§ **Data lines**:
-- START --

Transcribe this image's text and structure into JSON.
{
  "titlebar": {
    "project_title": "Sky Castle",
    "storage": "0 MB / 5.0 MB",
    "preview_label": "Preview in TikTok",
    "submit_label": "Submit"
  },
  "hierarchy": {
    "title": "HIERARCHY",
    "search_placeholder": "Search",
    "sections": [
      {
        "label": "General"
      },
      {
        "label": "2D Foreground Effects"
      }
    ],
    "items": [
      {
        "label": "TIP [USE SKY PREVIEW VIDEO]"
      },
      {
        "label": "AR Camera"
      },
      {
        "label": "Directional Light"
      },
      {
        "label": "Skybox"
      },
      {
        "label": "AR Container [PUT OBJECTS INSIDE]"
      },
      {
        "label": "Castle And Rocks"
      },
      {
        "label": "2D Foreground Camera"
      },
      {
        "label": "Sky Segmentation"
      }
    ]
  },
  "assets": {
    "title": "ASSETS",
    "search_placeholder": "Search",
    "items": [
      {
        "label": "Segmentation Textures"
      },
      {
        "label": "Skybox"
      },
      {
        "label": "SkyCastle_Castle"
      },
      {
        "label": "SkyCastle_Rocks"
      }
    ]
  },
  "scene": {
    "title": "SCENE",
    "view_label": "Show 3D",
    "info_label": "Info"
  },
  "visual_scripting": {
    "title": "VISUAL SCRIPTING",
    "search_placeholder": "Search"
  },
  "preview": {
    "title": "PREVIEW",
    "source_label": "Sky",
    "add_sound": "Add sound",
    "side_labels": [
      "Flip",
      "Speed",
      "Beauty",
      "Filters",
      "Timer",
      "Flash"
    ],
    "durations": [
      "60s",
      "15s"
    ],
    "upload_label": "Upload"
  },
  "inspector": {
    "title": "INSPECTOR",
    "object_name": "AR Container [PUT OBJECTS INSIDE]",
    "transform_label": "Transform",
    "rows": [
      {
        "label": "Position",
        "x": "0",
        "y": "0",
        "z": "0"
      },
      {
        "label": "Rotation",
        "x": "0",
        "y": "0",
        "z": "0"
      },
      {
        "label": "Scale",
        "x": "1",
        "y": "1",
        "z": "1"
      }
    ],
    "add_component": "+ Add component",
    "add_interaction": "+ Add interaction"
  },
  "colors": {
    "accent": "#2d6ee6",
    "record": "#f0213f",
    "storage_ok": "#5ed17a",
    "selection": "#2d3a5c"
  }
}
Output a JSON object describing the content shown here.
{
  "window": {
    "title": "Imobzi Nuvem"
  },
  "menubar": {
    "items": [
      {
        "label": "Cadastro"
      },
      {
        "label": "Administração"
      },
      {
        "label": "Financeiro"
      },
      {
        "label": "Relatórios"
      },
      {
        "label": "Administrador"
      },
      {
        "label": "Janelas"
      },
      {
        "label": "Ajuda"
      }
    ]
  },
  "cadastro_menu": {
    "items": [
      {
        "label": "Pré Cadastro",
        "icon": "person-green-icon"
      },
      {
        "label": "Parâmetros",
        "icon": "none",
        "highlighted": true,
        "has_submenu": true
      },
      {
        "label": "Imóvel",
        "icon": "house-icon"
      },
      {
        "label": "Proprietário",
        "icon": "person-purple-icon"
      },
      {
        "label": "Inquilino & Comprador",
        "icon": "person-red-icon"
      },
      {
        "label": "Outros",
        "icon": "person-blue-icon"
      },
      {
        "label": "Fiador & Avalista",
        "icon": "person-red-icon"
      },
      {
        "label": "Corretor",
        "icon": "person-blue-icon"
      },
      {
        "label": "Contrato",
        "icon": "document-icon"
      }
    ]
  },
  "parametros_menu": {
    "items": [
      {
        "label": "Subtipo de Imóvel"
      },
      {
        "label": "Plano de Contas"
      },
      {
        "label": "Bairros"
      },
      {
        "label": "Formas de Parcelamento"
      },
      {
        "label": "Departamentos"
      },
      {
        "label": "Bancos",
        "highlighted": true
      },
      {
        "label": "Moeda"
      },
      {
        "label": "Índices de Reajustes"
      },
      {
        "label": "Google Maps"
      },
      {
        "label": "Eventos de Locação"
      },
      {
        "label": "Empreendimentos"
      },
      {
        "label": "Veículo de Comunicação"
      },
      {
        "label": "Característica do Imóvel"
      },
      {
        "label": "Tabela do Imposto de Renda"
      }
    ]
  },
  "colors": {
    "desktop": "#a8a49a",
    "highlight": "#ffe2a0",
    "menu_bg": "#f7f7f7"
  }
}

-- END --

§ **What to produce**:
List each line of the records that holds the string "OBJECTS".

§ **Task answer**:
        "label": "AR Container [PUT OBJECTS INSIDE]"
    "object_name": "AR Container [PUT OBJECTS INSIDE]",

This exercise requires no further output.